Exercise:
Which lines of the data include the string "تهیه"? List them all.

(App and web page records)
>>>
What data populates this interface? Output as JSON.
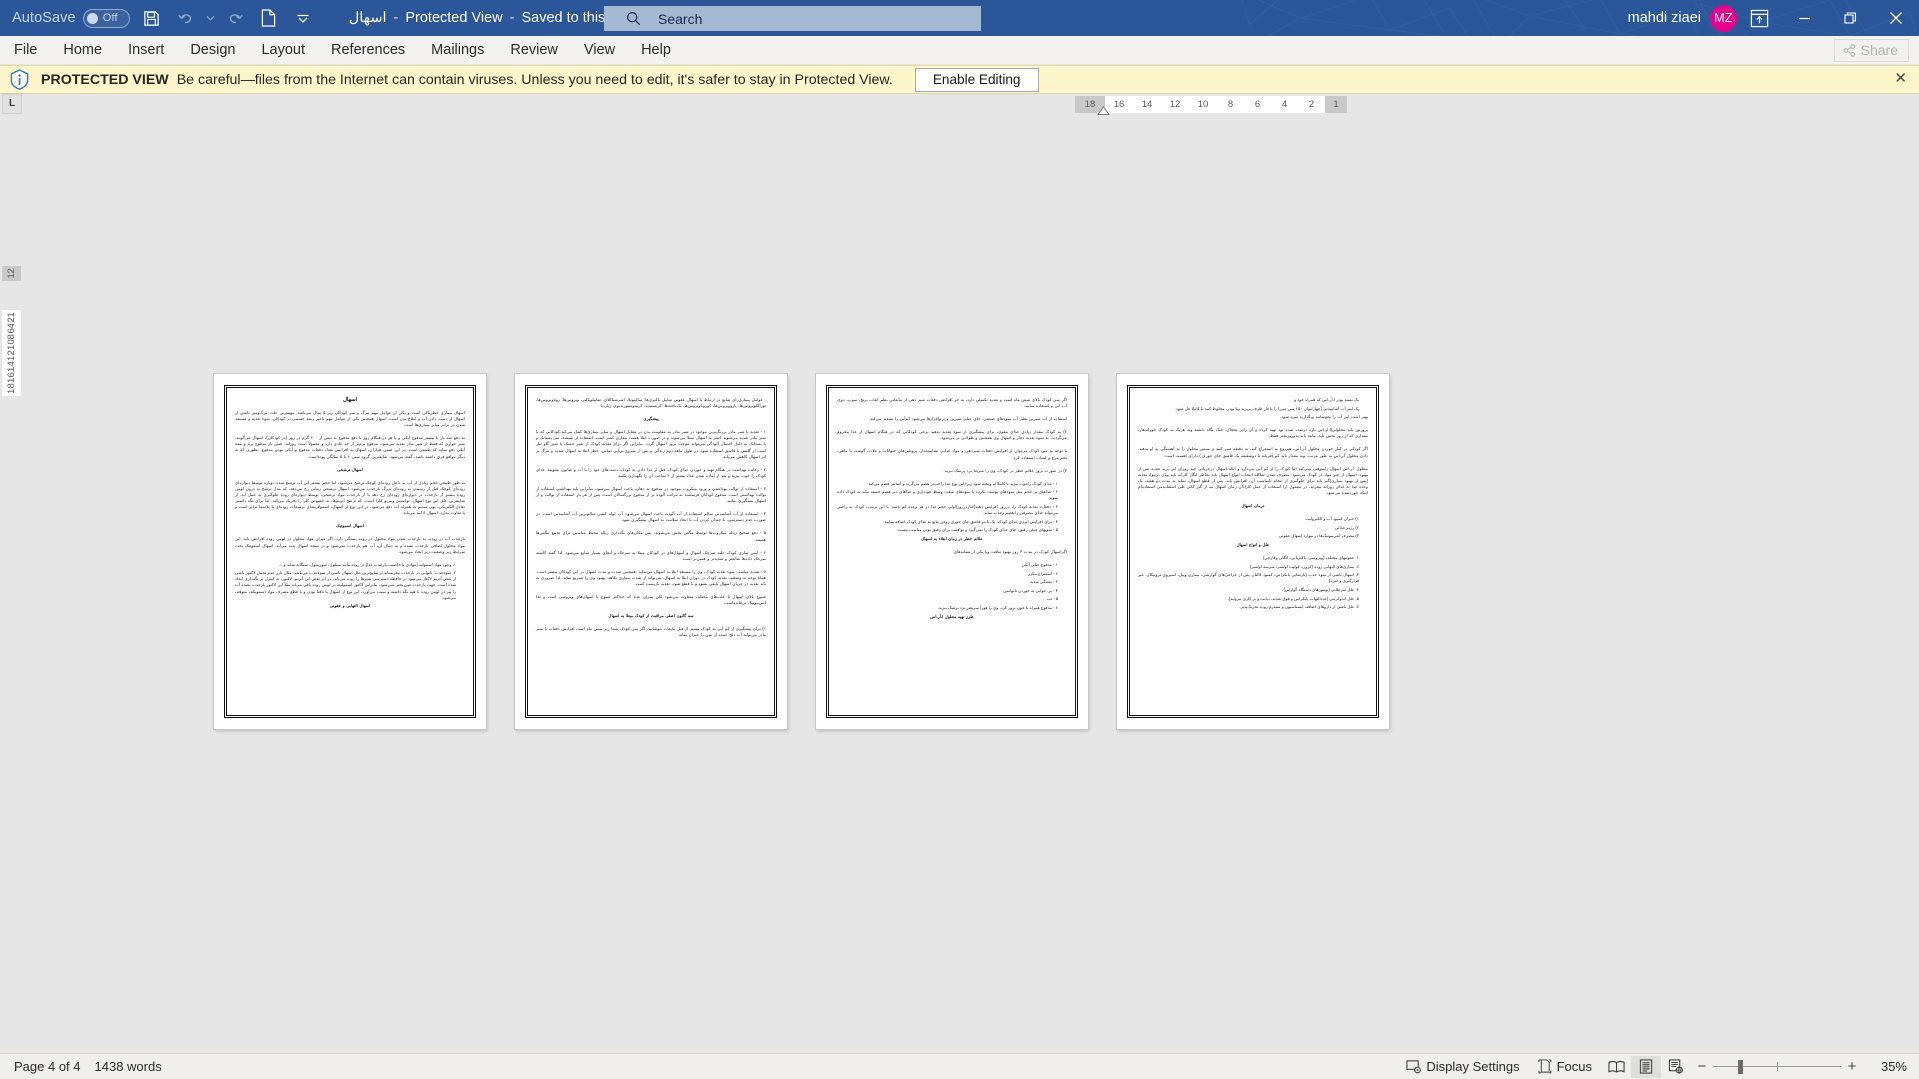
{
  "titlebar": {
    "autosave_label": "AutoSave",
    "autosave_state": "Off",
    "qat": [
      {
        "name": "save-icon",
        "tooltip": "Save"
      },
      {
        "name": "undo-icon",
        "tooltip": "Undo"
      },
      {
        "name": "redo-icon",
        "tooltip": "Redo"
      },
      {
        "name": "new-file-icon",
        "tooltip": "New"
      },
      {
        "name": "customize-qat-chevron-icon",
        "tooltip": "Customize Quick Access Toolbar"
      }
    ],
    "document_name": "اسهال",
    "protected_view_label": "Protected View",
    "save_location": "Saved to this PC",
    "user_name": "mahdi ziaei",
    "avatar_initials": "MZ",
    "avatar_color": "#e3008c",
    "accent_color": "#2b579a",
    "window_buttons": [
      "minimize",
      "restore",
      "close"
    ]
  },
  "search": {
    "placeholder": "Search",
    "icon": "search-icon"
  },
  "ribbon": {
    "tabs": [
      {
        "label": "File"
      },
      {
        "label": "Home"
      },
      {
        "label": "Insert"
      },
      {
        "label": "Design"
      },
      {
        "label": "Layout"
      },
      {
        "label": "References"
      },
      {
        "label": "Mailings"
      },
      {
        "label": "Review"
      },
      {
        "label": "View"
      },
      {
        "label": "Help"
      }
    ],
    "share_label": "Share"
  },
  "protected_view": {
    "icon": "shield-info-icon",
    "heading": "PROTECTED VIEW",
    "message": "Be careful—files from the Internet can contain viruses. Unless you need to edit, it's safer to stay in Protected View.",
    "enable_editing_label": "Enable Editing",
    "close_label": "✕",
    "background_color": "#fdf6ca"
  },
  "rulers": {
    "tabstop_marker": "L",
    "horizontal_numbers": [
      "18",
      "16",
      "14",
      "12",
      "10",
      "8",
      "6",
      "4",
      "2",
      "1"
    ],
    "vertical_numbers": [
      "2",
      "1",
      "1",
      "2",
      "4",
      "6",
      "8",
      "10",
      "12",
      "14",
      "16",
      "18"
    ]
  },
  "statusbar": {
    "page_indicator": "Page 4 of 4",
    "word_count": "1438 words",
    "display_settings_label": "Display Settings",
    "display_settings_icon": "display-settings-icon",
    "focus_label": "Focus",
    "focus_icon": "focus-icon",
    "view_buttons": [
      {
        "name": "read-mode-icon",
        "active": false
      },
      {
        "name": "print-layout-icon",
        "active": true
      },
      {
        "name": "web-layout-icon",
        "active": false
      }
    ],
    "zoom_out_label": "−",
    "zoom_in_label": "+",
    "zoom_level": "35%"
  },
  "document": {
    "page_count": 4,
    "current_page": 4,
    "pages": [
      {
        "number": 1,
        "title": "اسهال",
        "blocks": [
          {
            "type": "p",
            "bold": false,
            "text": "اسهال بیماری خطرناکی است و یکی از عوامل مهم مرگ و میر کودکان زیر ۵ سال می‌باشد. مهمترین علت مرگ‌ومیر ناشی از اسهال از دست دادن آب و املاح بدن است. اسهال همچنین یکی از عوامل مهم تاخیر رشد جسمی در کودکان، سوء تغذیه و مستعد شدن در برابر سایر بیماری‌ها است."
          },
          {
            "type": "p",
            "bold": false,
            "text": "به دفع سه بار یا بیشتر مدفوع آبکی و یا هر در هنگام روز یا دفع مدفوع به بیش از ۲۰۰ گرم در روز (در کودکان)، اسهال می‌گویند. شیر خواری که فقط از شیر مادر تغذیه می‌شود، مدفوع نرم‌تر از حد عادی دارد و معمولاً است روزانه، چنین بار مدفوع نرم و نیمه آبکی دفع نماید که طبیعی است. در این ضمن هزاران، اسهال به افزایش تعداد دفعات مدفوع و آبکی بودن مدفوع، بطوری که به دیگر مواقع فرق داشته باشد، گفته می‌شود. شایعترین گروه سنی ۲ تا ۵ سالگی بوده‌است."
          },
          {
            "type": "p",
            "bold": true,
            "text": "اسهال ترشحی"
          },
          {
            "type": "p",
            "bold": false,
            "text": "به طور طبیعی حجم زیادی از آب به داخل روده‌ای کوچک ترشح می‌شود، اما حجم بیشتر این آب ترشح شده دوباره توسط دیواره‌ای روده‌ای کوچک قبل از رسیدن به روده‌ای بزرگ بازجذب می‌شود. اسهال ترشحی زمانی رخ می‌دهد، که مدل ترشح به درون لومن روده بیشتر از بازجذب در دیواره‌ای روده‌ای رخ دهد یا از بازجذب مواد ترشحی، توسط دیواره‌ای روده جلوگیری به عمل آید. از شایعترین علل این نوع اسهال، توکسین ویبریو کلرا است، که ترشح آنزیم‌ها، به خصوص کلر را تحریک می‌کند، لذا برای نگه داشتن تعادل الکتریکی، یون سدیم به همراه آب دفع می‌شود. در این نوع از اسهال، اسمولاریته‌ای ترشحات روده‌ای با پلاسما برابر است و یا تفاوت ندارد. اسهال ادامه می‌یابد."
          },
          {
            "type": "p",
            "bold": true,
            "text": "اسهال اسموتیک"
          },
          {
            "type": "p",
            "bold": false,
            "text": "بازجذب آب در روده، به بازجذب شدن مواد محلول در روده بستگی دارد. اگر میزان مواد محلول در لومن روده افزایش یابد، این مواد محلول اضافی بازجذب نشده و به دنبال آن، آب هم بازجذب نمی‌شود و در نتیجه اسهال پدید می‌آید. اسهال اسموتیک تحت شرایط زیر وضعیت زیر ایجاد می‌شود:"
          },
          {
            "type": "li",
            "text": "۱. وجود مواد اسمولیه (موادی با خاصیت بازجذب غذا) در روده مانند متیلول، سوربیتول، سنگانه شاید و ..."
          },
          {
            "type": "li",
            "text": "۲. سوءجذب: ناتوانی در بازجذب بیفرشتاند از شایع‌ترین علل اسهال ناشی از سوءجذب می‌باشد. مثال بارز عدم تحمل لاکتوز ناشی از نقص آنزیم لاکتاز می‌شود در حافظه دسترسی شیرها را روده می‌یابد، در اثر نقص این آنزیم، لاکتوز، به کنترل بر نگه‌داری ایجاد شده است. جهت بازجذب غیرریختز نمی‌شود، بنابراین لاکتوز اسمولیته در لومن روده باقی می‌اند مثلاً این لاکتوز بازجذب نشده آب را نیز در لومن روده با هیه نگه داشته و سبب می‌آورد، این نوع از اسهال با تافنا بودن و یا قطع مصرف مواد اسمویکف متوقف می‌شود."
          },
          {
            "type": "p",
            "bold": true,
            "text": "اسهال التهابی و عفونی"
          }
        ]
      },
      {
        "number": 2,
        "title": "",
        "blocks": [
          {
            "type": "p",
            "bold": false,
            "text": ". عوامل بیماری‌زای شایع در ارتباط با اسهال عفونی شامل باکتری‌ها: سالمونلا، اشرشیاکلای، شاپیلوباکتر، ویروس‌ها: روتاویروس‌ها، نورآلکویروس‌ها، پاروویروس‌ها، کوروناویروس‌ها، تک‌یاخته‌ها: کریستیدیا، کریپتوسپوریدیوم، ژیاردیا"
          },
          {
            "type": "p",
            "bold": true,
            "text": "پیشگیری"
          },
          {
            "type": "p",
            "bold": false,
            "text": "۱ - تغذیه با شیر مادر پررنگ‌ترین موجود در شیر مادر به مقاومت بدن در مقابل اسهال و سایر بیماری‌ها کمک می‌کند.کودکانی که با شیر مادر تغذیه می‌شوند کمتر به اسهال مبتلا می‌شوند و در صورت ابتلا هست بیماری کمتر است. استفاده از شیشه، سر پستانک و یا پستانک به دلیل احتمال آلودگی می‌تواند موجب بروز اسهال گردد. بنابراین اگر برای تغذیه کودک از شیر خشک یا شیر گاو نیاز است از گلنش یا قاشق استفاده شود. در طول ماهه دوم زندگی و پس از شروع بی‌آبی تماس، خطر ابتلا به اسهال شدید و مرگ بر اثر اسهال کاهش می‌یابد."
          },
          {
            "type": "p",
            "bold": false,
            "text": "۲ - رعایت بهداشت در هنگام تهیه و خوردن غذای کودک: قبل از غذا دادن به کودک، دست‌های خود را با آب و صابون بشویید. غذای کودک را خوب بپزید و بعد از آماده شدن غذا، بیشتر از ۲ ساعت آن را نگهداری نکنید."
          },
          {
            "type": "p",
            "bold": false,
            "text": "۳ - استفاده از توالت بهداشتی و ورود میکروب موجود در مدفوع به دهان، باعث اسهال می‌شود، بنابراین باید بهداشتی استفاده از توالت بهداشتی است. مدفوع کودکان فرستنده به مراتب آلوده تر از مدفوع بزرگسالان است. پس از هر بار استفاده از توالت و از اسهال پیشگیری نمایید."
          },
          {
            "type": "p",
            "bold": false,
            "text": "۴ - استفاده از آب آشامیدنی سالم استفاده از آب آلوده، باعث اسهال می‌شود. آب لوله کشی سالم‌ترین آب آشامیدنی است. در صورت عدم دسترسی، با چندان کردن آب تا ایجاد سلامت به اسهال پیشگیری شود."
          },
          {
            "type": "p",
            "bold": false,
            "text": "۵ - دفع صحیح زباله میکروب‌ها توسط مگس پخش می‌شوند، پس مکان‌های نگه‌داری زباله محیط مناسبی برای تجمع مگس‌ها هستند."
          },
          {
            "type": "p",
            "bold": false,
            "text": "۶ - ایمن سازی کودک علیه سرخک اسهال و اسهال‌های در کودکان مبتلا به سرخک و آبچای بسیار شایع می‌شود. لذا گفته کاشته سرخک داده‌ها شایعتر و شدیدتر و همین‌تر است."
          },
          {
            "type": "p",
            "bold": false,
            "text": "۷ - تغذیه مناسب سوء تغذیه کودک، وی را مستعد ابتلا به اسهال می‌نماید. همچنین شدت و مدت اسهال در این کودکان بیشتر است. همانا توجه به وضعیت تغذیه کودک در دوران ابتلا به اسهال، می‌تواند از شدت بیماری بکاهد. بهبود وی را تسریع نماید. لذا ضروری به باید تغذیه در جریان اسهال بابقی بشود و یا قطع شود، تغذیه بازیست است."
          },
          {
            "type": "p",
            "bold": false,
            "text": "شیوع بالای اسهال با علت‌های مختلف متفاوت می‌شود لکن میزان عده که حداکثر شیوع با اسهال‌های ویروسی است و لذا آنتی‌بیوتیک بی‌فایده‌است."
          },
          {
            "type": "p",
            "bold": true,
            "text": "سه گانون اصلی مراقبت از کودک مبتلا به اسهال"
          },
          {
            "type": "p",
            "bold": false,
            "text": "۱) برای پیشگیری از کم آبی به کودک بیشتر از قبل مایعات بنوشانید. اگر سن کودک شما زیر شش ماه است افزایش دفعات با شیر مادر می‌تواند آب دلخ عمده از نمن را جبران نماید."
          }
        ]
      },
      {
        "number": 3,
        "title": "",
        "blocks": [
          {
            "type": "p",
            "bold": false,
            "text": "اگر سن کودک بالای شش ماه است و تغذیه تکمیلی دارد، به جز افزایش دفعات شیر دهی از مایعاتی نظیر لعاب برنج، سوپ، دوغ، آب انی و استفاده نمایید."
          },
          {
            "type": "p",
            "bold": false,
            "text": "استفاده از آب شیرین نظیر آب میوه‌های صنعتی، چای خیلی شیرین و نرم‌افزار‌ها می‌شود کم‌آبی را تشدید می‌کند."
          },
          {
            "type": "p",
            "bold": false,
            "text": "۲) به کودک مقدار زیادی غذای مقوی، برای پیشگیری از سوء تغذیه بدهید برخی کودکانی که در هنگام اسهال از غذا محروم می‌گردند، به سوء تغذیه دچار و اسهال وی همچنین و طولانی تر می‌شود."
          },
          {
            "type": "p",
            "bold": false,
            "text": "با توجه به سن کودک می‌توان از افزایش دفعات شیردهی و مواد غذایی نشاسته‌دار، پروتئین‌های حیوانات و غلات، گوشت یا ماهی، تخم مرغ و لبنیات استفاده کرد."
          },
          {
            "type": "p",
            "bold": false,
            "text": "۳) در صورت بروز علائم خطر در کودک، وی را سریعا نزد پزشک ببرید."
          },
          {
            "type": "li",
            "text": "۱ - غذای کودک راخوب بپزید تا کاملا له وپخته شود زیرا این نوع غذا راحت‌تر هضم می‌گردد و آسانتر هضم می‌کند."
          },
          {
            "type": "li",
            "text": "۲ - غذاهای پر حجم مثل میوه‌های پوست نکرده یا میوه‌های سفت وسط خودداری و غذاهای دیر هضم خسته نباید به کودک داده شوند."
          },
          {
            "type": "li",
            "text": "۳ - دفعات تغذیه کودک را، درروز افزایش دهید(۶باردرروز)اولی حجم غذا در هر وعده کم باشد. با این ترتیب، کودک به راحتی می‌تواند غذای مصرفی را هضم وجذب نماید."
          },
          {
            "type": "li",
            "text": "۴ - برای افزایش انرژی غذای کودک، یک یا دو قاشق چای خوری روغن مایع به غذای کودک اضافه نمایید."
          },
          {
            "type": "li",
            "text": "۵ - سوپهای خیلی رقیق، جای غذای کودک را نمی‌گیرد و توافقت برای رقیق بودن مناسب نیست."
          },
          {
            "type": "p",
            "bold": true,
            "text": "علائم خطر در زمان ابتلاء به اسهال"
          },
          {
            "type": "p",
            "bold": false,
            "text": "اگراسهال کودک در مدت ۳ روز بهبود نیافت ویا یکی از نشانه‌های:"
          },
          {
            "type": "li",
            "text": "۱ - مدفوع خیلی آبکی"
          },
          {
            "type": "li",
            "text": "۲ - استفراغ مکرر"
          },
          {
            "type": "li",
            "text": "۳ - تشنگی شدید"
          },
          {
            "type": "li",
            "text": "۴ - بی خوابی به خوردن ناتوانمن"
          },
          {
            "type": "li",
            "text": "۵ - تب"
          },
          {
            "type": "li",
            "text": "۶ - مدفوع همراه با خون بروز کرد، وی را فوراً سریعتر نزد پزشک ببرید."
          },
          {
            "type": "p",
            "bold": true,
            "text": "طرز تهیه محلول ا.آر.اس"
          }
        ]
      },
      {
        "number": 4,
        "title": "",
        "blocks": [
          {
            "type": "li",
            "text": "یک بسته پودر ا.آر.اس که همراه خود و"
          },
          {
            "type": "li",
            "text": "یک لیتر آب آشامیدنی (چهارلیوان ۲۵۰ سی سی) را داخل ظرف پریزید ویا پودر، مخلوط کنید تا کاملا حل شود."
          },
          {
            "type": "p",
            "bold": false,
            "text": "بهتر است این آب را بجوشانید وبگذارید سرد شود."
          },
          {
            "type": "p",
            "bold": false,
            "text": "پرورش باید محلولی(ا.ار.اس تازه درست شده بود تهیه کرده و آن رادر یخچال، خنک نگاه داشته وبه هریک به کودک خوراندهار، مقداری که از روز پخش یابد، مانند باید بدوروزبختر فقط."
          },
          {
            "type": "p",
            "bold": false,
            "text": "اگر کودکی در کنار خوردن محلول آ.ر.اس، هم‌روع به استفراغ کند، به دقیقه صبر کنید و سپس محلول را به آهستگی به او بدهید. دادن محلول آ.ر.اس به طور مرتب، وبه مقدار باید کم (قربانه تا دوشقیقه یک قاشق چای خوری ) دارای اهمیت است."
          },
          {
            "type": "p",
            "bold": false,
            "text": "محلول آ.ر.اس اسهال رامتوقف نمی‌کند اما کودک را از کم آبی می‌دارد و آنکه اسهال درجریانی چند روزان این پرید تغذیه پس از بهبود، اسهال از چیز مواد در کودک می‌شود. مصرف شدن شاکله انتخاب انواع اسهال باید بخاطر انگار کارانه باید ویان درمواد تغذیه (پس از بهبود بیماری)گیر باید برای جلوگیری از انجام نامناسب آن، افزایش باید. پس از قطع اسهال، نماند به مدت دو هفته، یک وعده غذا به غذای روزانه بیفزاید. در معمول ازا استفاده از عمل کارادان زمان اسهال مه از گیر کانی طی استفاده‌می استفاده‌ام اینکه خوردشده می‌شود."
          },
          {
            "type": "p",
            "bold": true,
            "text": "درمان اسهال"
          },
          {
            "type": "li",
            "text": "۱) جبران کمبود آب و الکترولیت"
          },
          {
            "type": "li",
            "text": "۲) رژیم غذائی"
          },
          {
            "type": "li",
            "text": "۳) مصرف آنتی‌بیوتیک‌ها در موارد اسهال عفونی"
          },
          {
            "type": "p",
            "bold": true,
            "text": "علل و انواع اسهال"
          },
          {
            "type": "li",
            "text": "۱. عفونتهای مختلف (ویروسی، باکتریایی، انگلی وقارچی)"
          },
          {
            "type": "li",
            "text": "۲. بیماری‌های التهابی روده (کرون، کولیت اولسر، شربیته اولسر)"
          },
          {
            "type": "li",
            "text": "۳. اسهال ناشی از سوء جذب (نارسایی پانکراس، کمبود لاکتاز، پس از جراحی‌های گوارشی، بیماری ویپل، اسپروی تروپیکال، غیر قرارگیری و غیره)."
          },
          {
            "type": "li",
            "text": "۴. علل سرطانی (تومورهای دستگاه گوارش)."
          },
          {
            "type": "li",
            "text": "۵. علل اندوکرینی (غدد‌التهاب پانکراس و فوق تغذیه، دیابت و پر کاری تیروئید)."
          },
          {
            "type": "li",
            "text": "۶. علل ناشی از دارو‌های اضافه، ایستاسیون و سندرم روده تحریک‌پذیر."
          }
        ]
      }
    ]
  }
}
<<<
Written response:
            "text": "۲ - رعایت بهداشت در هنگام تهیه و خوردن غذای کودک: قبل از غذا دادن به کودک، دست‌های خود را با آب و صابون بشویید. غذای کودک را خوب بپزید و بعد از آماده شدن غذا، بیشتر از ۲ ساعت آن را نگهداری نکنید."
            "text": "طرز تهیه محلول ا.آر.اس"
            "text": "پرورش باید محلولی(ا.ار.اس تازه درست شده بود تهیه کرده و آن رادر یخچال، خنک نگاه داشته وبه هریک به کودک خوراندهار، مقداری که از روز پخش یابد، مانند باید بدوروزبختر فقط."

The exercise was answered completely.